## What this task involves
Format everything from the first row down through the line containing "x-tick-label: 0 — [254, 852, 275, 898]", both ends included, as a JSON list of strings with one string per line and blank lines left out.

== Data section

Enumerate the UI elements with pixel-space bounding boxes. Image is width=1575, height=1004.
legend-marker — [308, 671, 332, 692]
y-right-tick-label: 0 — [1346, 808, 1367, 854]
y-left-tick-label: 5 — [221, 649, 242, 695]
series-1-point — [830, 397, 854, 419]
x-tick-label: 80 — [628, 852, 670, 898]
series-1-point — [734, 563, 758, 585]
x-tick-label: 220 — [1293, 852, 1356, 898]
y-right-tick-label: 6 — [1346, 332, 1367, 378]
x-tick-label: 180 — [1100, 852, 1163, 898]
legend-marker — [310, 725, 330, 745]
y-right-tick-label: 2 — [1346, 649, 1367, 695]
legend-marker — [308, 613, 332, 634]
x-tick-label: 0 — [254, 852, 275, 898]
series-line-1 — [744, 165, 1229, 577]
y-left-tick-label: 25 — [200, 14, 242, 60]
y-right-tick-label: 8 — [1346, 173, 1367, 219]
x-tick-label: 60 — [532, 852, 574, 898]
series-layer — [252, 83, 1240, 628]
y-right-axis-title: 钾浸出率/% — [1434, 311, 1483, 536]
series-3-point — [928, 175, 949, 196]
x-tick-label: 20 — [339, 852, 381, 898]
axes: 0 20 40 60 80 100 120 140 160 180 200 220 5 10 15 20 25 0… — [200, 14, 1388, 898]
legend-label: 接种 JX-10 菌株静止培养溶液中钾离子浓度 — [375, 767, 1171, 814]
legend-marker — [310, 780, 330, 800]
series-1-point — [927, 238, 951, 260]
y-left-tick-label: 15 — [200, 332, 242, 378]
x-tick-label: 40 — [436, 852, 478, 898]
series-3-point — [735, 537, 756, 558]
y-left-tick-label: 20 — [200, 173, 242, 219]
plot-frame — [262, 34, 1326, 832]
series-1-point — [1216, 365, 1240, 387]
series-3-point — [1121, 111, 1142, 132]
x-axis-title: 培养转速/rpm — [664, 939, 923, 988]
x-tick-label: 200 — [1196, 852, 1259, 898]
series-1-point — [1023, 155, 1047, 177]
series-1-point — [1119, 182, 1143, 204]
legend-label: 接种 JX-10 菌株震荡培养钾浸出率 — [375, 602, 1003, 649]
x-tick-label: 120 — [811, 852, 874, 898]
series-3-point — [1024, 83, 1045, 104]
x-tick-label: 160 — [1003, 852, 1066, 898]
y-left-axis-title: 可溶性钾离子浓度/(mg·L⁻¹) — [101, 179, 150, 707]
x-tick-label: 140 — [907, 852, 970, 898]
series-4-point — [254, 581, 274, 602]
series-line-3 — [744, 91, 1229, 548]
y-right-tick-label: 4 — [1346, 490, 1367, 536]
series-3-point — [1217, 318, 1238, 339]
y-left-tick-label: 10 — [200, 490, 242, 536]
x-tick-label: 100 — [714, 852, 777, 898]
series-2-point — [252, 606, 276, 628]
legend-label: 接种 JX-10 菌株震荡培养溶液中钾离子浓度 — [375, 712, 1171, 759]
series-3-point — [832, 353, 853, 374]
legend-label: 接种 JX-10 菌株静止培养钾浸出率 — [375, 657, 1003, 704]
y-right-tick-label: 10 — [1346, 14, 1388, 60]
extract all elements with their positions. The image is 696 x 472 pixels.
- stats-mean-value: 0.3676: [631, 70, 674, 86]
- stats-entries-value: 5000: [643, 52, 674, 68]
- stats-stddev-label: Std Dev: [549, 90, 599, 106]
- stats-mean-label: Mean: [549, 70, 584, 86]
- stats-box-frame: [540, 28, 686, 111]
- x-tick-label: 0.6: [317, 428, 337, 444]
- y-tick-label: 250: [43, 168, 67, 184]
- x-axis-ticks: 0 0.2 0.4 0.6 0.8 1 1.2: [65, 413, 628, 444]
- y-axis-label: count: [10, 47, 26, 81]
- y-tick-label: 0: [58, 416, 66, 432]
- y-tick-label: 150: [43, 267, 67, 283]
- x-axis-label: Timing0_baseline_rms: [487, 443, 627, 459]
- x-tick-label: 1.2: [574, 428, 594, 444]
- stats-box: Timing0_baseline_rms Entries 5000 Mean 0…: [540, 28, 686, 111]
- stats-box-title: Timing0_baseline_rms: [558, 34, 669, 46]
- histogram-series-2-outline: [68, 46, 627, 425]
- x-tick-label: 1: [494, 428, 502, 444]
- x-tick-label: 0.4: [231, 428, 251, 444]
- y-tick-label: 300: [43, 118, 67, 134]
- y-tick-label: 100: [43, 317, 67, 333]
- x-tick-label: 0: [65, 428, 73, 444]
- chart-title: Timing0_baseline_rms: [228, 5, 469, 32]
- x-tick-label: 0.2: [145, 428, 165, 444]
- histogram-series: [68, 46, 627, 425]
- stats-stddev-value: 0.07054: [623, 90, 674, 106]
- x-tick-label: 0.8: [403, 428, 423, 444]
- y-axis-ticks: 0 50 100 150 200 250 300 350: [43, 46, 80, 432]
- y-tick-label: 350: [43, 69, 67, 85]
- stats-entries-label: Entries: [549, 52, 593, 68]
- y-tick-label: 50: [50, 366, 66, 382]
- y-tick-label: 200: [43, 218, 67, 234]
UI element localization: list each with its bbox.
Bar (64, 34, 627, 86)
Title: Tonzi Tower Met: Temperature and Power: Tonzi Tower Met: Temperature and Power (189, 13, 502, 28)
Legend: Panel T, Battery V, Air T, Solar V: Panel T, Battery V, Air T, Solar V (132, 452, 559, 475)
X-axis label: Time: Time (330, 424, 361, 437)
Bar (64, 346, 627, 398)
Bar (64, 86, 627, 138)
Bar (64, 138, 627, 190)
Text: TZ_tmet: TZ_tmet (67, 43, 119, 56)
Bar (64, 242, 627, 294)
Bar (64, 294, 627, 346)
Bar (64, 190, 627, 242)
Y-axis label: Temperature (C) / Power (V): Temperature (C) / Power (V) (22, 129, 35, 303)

====

## Response for this exercise
[
  "Enumerate the UI elements with pixel-space bounding boxes. Image is width=1575, height=1004.",
  "legend-marker — [308, 671, 332, 692]",
  "y-right-tick-label: 0 — [1346, 808, 1367, 854]",
  "y-left-tick-label: 5 — [221, 649, 242, 695]",
  "series-1-point — [830, 397, 854, 419]",
  "x-tick-label: 80 — [628, 852, 670, 898]",
  "series-1-point — [734, 563, 758, 585]",
  "x-tick-label: 220 — [1293, 852, 1356, 898]",
  "y-right-tick-label: 6 — [1346, 332, 1367, 378]",
  "x-tick-label: 180 — [1100, 852, 1163, 898]",
  "legend-marker — [310, 725, 330, 745]",
  "y-right-tick-label: 2 — [1346, 649, 1367, 695]",
  "legend-marker — [308, 613, 332, 634]",
  "x-tick-label: 0 — [254, 852, 275, 898]"
]